--- Directions for this task ---
In your copy, include every line of the listing below exactly but none of the pictures.

Stored items:
=====

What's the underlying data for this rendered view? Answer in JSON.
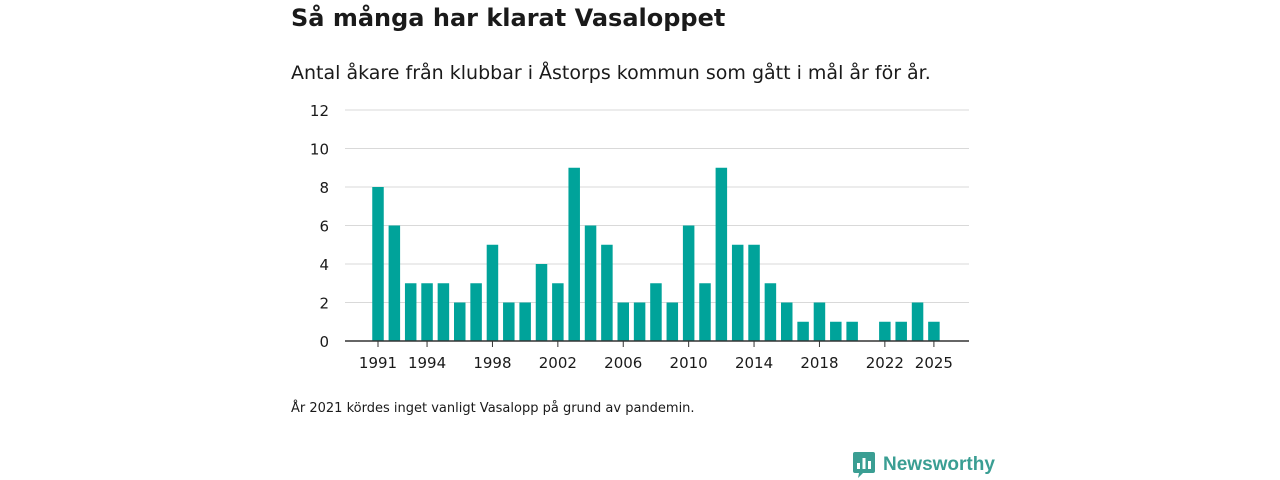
{
  "colors": {
    "bar": "#00a39a",
    "grid": "#d9d9d9",
    "axis": "#333333",
    "text": "#1a1a1a",
    "brand": "#3a9e93"
  },
  "brand": {
    "name": "Newsworthy",
    "icon": "newsworthy-logo-icon"
  },
  "chart_data": {
    "type": "bar",
    "title": "Så många har klarat Vasaloppet",
    "subtitle": "Antal åkare från klubbar i Åstorps kommun som gått i mål år för år.",
    "footnote": "År 2021 kördes inget vanligt Vasalopp på grund av pandemin.",
    "xlabel": "",
    "ylabel": "",
    "ylim": [
      0,
      12
    ],
    "yticks": [
      0,
      2,
      4,
      6,
      8,
      10,
      12
    ],
    "xticks": [
      "1991",
      "1994",
      "1998",
      "2002",
      "2006",
      "2010",
      "2014",
      "2018",
      "2022",
      "2025"
    ],
    "grid": true,
    "categories": [
      1991,
      1992,
      1993,
      1994,
      1995,
      1996,
      1997,
      1998,
      1999,
      2000,
      2001,
      2002,
      2003,
      2004,
      2005,
      2006,
      2007,
      2008,
      2009,
      2010,
      2011,
      2012,
      2013,
      2014,
      2015,
      2016,
      2017,
      2018,
      2019,
      2020,
      2021,
      2022,
      2023,
      2024,
      2025
    ],
    "values": [
      8,
      6,
      3,
      3,
      3,
      2,
      3,
      5,
      2,
      2,
      4,
      3,
      9,
      6,
      5,
      2,
      2,
      3,
      2,
      6,
      3,
      9,
      5,
      5,
      3,
      2,
      1,
      2,
      1,
      1,
      null,
      1,
      1,
      2,
      1
    ]
  }
}
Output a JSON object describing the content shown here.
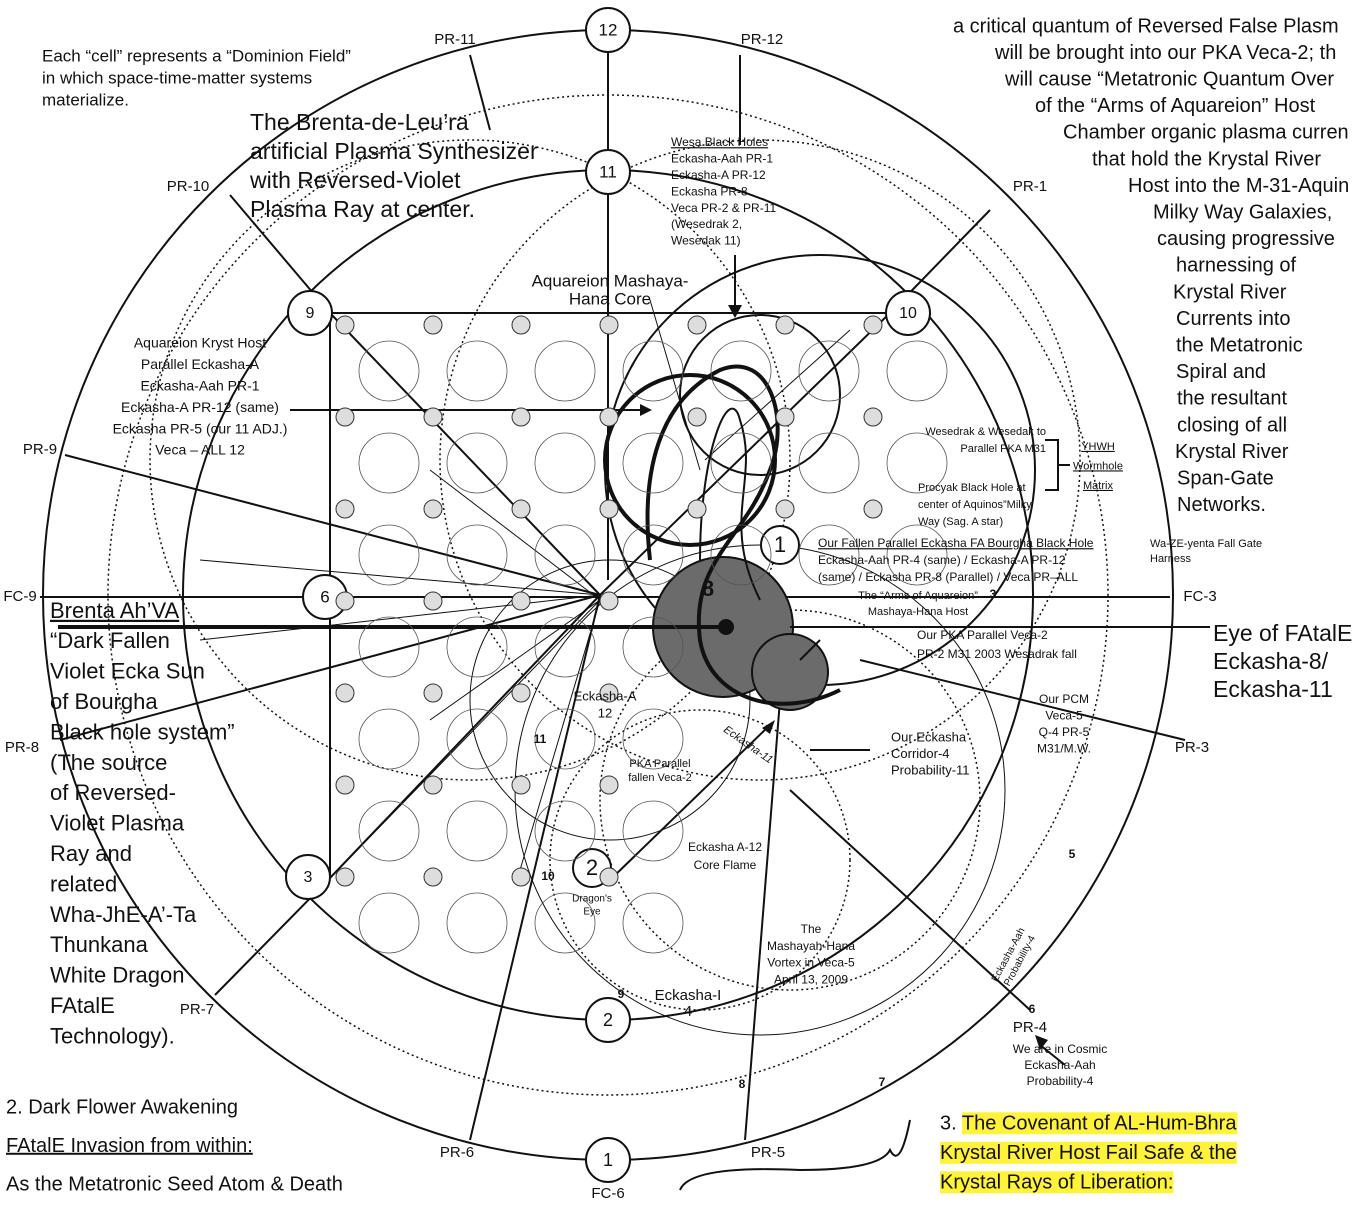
{
  "blocks": [
    {
      "lines": [
        "a critical quantum of Reversed False Plasm",
        "will be brought into our PKA Veca-2; th",
        "will cause “Metatronic Quantum Over",
        "of the “Arms of Aquareion” Host",
        "Chamber organic plasma curren",
        "that hold the Krystal River",
        "Host into the M-31-Aquin",
        "Milky Way Galaxies,",
        "causing progressive",
        "harnessing of",
        "Krystal River",
        "Currents into",
        "the Metatronic",
        "Spiral and",
        "the resultant",
        "closing of all",
        "Krystal River",
        "Span-Gate",
        "Networks."
      ]
    },
    {
      "lines": [
        "Each “cell” represents a “Dominion Field”",
        "in which space-time-matter systems",
        "materialize."
      ]
    },
    {
      "lines": [
        "The Brenta-de-Leu’ra",
        "artificial Plasma Synthesizer",
        "with Reversed-Violet",
        "Plasma Ray at center."
      ]
    },
    {
      "lines": [
        "Wesa Black Holes",
        "Eckasha-Aah PR-1",
        "Eckasha-A PR-12",
        "Eckasha PR-8",
        "Veca PR-2 & PR-11",
        "(Wesedrak 2,",
        "Wesedak 11)"
      ]
    },
    {
      "lines": [
        "Aquareion Mashaya-",
        "Hana Core"
      ]
    },
    {
      "lines": [
        "Aquareion Kryst Host",
        "Parallel Eckasha-A",
        "Eckasha-Aah PR-1",
        "Eckasha-A PR-12 (same)",
        "Eckasha PR-5 (our 11 ADJ.)",
        "Veca – ALL 12"
      ]
    },
    {
      "lines": [
        "Wesedrak & Wesedak to",
        "Parallel PKA M31"
      ]
    },
    {
      "lines": [
        "Procyak Black Hole at",
        "center of Aquinos”Milky",
        "Way (Sag. A star)"
      ]
    },
    {
      "lines": [
        "YHWH",
        "Wormhole",
        "Matrix"
      ]
    },
    {
      "lines": [
        "Our Fallen Parallel Eckasha FA Bourgha Black Hole",
        "Eckasha-Aah PR-4 (same) / Eckasha-A  PR-12",
        "(same) / Eckasha PR-8 (Parallel) / Veca PR–ALL"
      ]
    },
    {
      "lines": [
        "Wa-ZE-yenta Fall Gate",
        "Harness"
      ]
    },
    {
      "lines": [
        "The “Arms of Aquareion”",
        "Mashaya-Hana Host"
      ]
    },
    {
      "lines": [
        "Our PKA Parallel Veca-2",
        "PR-2 M31 2003 Wesadrak fall"
      ]
    },
    {
      "lines": [
        "Eye of FAtalE",
        "Eckasha-8/",
        "Eckasha-11"
      ]
    },
    {
      "lines": [
        "Our PCM",
        "Veca-5",
        "Q-4 PR-5",
        "M31/M.W."
      ]
    },
    {
      "lines": [
        "Our Eckasha",
        "Corridor-4",
        "Probability-11"
      ]
    },
    {
      "lines": [
        "Eckasha-A",
        "12"
      ]
    },
    {
      "lines": [
        "PKA Parallel",
        "fallen Veca-2"
      ]
    },
    {
      "lines": [
        "Eckasha A-12",
        "Core Flame"
      ]
    },
    {
      "lines": [
        "Dragon's",
        "Eye"
      ]
    },
    {
      "lines": [
        "The",
        "Mashayah-Hana",
        "Vortex in Veca-5",
        "April 13, 2009"
      ]
    },
    {
      "lines": [
        "Eckasha-I",
        "4"
      ]
    },
    {
      "lines": [
        "Eckasha-Aah",
        "Probability-4"
      ]
    },
    {
      "lines": [
        "We are in Cosmic",
        "Eckasha-Aah",
        "Probability-4"
      ]
    },
    {
      "lines": [
        "Brenta Ah’VA",
        "“Dark Fallen",
        "Violet Ecka Sun",
        "of Bourgha",
        "Black hole system”",
        "(The source",
        "of Reversed-",
        "Violet Plasma",
        "Ray and",
        "related",
        "Wha-JhE-A’-Ta",
        "Thunkana",
        "White Dragon",
        "FAtalE",
        "Technology)."
      ]
    },
    {
      "lines": [
        "2. Dark Flower Awakening",
        "FAtalE Invasion from within:",
        "As the Metatronic Seed Atom & Death"
      ]
    },
    {
      "lines": [
        "3. The Covenant of AL-Hum-Bhra",
        "Krystal River Host Fail Safe & the",
        "Krystal Rays of Liberation:"
      ]
    }
  ],
  "labels": [
    "PR-11",
    "PR-12",
    "PR-10",
    "PR-1",
    "PR-9",
    "FC-9",
    "FC-3",
    "PR-8",
    "PR-3",
    "PR-7",
    "PR-4",
    "PR-6",
    "PR-5",
    "FC-6",
    "12",
    "11",
    "9",
    "10",
    "6",
    "3",
    "2",
    "1",
    "1",
    "2",
    "8",
    "3",
    "5",
    "6",
    "7",
    "8",
    "9",
    "10",
    "11",
    "Eckasha-11"
  ]
}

=====

--- Answer to this problem ---
What's the underlying data for this rendered view? Answer in JSON.
{
  "colors": {
    "bar": "#00a39a",
    "grid": "#d9d9d9",
    "axis": "#333333",
    "text": "#1a1a1a",
    "brand": "#3a9e93"
  },
  "brand": {
    "name": "Newsworthy",
    "icon": "newsworthy-logo-icon"
  },
  "chart_data": {
    "type": "bar",
    "title": "Så många har klarat Vasaloppet",
    "subtitle": "Antal åkare från klubbar i Åstorps kommun som gått i mål år för år.",
    "footnote": "År 2021 kördes inget vanligt Vasalopp på grund av pandemin.",
    "xlabel": "",
    "ylabel": "",
    "ylim": [
      0,
      12
    ],
    "yticks": [
      0,
      2,
      4,
      6,
      8,
      10,
      12
    ],
    "xticks": [
      "1991",
      "1994",
      "1998",
      "2002",
      "2006",
      "2010",
      "2014",
      "2018",
      "2022",
      "2025"
    ],
    "grid": true,
    "categories": [
      1991,
      1992,
      1993,
      1994,
      1995,
      1996,
      1997,
      1998,
      1999,
      2000,
      2001,
      2002,
      2003,
      2004,
      2005,
      2006,
      2007,
      2008,
      2009,
      2010,
      2011,
      2012,
      2013,
      2014,
      2015,
      2016,
      2017,
      2018,
      2019,
      2020,
      2021,
      2022,
      2023,
      2024,
      2025
    ],
    "values": [
      8,
      6,
      3,
      3,
      3,
      2,
      3,
      5,
      2,
      2,
      4,
      3,
      9,
      6,
      5,
      2,
      2,
      3,
      2,
      6,
      3,
      9,
      5,
      5,
      3,
      2,
      1,
      2,
      1,
      1,
      null,
      1,
      1,
      2,
      1
    ]
  }
}
Output a JSON object describing the content shown here.
{
  "blocks": [
    {
      "lines": [
        "a critical quantum of Reversed False Plasm",
        "will be brought into our PKA Veca-2; th",
        "will cause “Metatronic Quantum Over",
        "of the “Arms of Aquareion” Host",
        "Chamber organic plasma curren",
        "that hold the Krystal River",
        "Host into the M-31-Aquin",
        "Milky Way Galaxies,",
        "causing progressive",
        "harnessing of",
        "Krystal River",
        "Currents into",
        "the Metatronic",
        "Spiral and",
        "the resultant",
        "closing of all",
        "Krystal River",
        "Span-Gate",
        "Networks."
      ]
    },
    {
      "lines": [
        "Each “cell” represents a “Dominion Field”",
        "in which space-time-matter systems",
        "materialize."
      ]
    },
    {
      "lines": [
        "The Brenta-de-Leu’ra",
        "artificial Plasma Synthesizer",
        "with Reversed-Violet",
        "Plasma Ray at center."
      ]
    },
    {
      "lines": [
        "Wesa Black Holes",
        "Eckasha-Aah PR-1",
        "Eckasha-A PR-12",
        "Eckasha PR-8",
        "Veca PR-2 & PR-11",
        "(Wesedrak 2,",
        "Wesedak 11)"
      ]
    },
    {
      "lines": [
        "Aquareion Mashaya-",
        "Hana Core"
      ]
    },
    {
      "lines": [
        "Aquareion Kryst Host",
        "Parallel Eckasha-A",
        "Eckasha-Aah PR-1",
        "Eckasha-A PR-12 (same)",
        "Eckasha PR-5 (our 11 ADJ.)",
        "Veca – ALL 12"
      ]
    },
    {
      "lines": [
        "Wesedrak & Wesedak to",
        "Parallel PKA M31"
      ]
    },
    {
      "lines": [
        "Procyak Black Hole at",
        "center of Aquinos”Milky",
        "Way (Sag. A star)"
      ]
    },
    {
      "lines": [
        "YHWH",
        "Wormhole",
        "Matrix"
      ]
    },
    {
      "lines": [
        "Our Fallen Parallel Eckasha FA Bourgha Black Hole",
        "Eckasha-Aah PR-4 (same) / Eckasha-A  PR-12",
        "(same) / Eckasha PR-8 (Parallel) / Veca PR–ALL"
      ]
    },
    {
      "lines": [
        "Wa-ZE-yenta Fall Gate",
        "Harness"
      ]
    },
    {
      "lines": [
        "The “Arms of Aquareion”",
        "Mashaya-Hana Host"
      ]
    },
    {
      "lines": [
        "Our PKA Parallel Veca-2",
        "PR-2 M31 2003 Wesadrak fall"
      ]
    },
    {
      "lines": [
        "Eye of FAtalE",
        "Eckasha-8/",
        "Eckasha-11"
      ]
    },
    {
      "lines": [
        "Our PCM",
        "Veca-5",
        "Q-4 PR-5",
        "M31/M.W."
      ]
    },
    {
      "lines": [
        "Our Eckasha",
        "Corridor-4",
        "Probability-11"
      ]
    },
    {
      "lines": [
        "Eckasha-A",
        "12"
      ]
    },
    {
      "lines": [
        "PKA Parallel",
        "fallen Veca-2"
      ]
    },
    {
      "lines": [
        "Eckasha A-12",
        "Core Flame"
      ]
    },
    {
      "lines": [
        "Dragon's",
        "Eye"
      ]
    },
    {
      "lines": [
        "The",
        "Mashayah-Hana",
        "Vortex in Veca-5",
        "April 13, 2009"
      ]
    },
    {
      "lines": [
        "Eckasha-I",
        "4"
      ]
    },
    {
      "lines": [
        "Eckasha-Aah",
        "Probability-4"
      ]
    },
    {
      "lines": [
        "We are in Cosmic",
        "Eckasha-Aah",
        "Probability-4"
      ]
    },
    {
      "lines": [
        "Brenta Ah’VA",
        "“Dark Fallen",
        "Violet Ecka Sun",
        "of Bourgha",
        "Black hole system”",
        "(The source",
        "of Reversed-",
        "Violet Plasma",
        "Ray and",
        "related",
        "Wha-JhE-A’-Ta",
        "Thunkana",
        "White Dragon",
        "FAtalE",
        "Technology)."
      ]
    },
    {
      "lines": [
        "2. Dark Flower Awakening",
        "FAtalE Invasion from within:",
        "As the Metatronic Seed Atom & Death"
      ]
    },
    {
      "lines": [
        "3. The Covenant of AL-Hum-Bhra",
        "Krystal River Host Fail Safe & the",
        "Krystal Rays of Liberation:"
      ]
    }
  ],
  "labels": [
    "PR-11",
    "PR-12",
    "PR-10",
    "PR-1",
    "PR-9",
    "FC-9",
    "FC-3",
    "PR-8",
    "PR-3",
    "PR-7",
    "PR-4",
    "PR-6",
    "PR-5",
    "FC-6",
    "12",
    "11",
    "9",
    "10",
    "6",
    "3",
    "2",
    "1",
    "1",
    "2",
    "8",
    "3",
    "5",
    "6",
    "7",
    "8",
    "9",
    "10",
    "11",
    "Eckasha-11"
  ]
}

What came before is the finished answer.